=== Extracted information ===
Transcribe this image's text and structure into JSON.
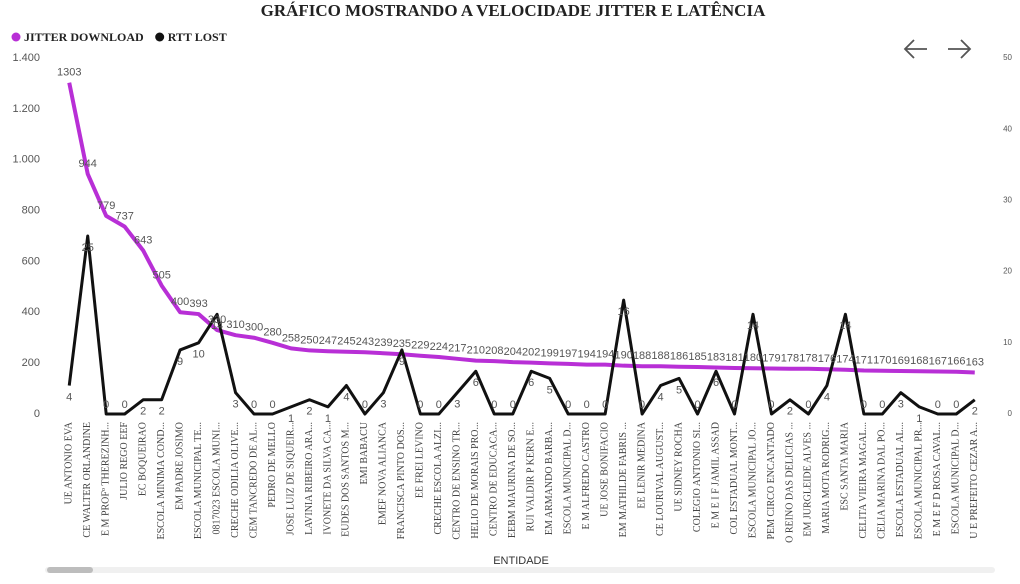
{
  "chart_data": {
    "type": "line",
    "title": "GRÁFICO MOSTRANDO A VELOCIDADE JITTER E LATÊNCIA",
    "x_label": "ENTIDADE",
    "categories": [
      "UE ANTONIO EVA",
      "CE WALTER ORLANDINE",
      "E M PROFº THEREZINH...",
      "JULIO REGO EEF",
      "EC BOQUEIRAO",
      "ESCOLA MINIMA COND...",
      "EM PADRE JOSIMO",
      "ESCOLA MUNICIPAL TE...",
      "0817023 ESCOLA MUNI...",
      "CRECHE ODILIA OLIVE...",
      "CEM TANCREDO DE AL...",
      "PEDRO DE MELLO",
      "JOSE LUIZ DE SIQUEIR...",
      "LAVINIA RIBEIRO ARA...",
      "IVONETE DA SILVA CA...",
      "EUDES DOS SANTOS M...",
      "EMI BABACU",
      "EMEF NOVA ALIANCA",
      "FRANCISCA PINTO DOS...",
      "EE FREI LEVINO",
      "CRECHE ESCOLA ALZI...",
      "CENTRO DE ENSINO TR...",
      "HELIO DE MORAIS PRO...",
      "CENTRO DE EDUCACA...",
      "EEBM MAURINA DE SO...",
      "RUI VALDIR P KERN E...",
      "EM ARMANDO BARBA...",
      "ESCOLA MUNICIPAL D...",
      "E M ALFREDO CASTRO",
      "UE JOSE BONIFACIO",
      "EM MATHILDE FABRIS ...",
      "EE LENIR MEDINA",
      "CE LOURIVAL AUGUST...",
      "UE SIDNEY ROCHA",
      "COLEGIO ANTONIO SI...",
      "E M E I F JAMIL ASSAD",
      "COL ESTADUAL MONT...",
      "ESCOLA MUNICIPAL JO...",
      "PEM CIRCO ENCANTADO",
      "O REINO DAS DELICIAS ...",
      "EM JURGLEIDE ALVES ...",
      "MARIA MOTA RODRIG...",
      "ESC SANTA MARIA",
      "CELITA VIEIRA MAGAL...",
      "CELIA MARINA DAL PO...",
      "ESCOLA ESTADUAL AL...",
      "ESCOLA MUNICIPAL PR...",
      "E M E F D ROSA CAVAL...",
      "ESCOLA MUNICIPAL D...",
      "U E PREFEITO CEZAR A..."
    ],
    "series": [
      {
        "name": "JITTER DOWNLOAD",
        "color": "#b82fd6",
        "values": [
          1303,
          944,
          779,
          737,
          643,
          505,
          400,
          393,
          330,
          310,
          300,
          280,
          258,
          250,
          247,
          245,
          243,
          239,
          235,
          229,
          224,
          217,
          210,
          208,
          204,
          202,
          199,
          197,
          194,
          194,
          190,
          188,
          188,
          186,
          185,
          183,
          181,
          180,
          179,
          178,
          178,
          176,
          174,
          171,
          170,
          169,
          168,
          167,
          166,
          163
        ]
      },
      {
        "name": "RTT LOST",
        "color": "#111111",
        "axis": "y2",
        "values": [
          4,
          25,
          0,
          0,
          2,
          2,
          9,
          10,
          14,
          3,
          0,
          0,
          1,
          2,
          1,
          4,
          0,
          3,
          9,
          0,
          0,
          3,
          6,
          0,
          0,
          6,
          5,
          0,
          0,
          0,
          16,
          0,
          4,
          5,
          0,
          6,
          0,
          14,
          0,
          2,
          0,
          4,
          14,
          0,
          0,
          3,
          1,
          0,
          0,
          2
        ]
      }
    ],
    "ylim": [
      0,
      1400
    ],
    "yticks": [
      0,
      200,
      400,
      600,
      800,
      {
        "value": 1000,
        "label": "1.000"
      },
      {
        "value": 1200,
        "label": "1.200"
      },
      {
        "value": 1400,
        "label": "1.400"
      }
    ],
    "y2lim": [
      0,
      50
    ],
    "y2ticks": [
      0,
      10,
      20,
      30,
      40,
      50
    ],
    "legend": "top-left"
  }
}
===
### Stated goal:
From the records above, pull out each line that has "CRECHE".

### Exercise result:
      "CRECHE ODILIA OLIVE...",
      "CRECHE ESCOLA ALZI...",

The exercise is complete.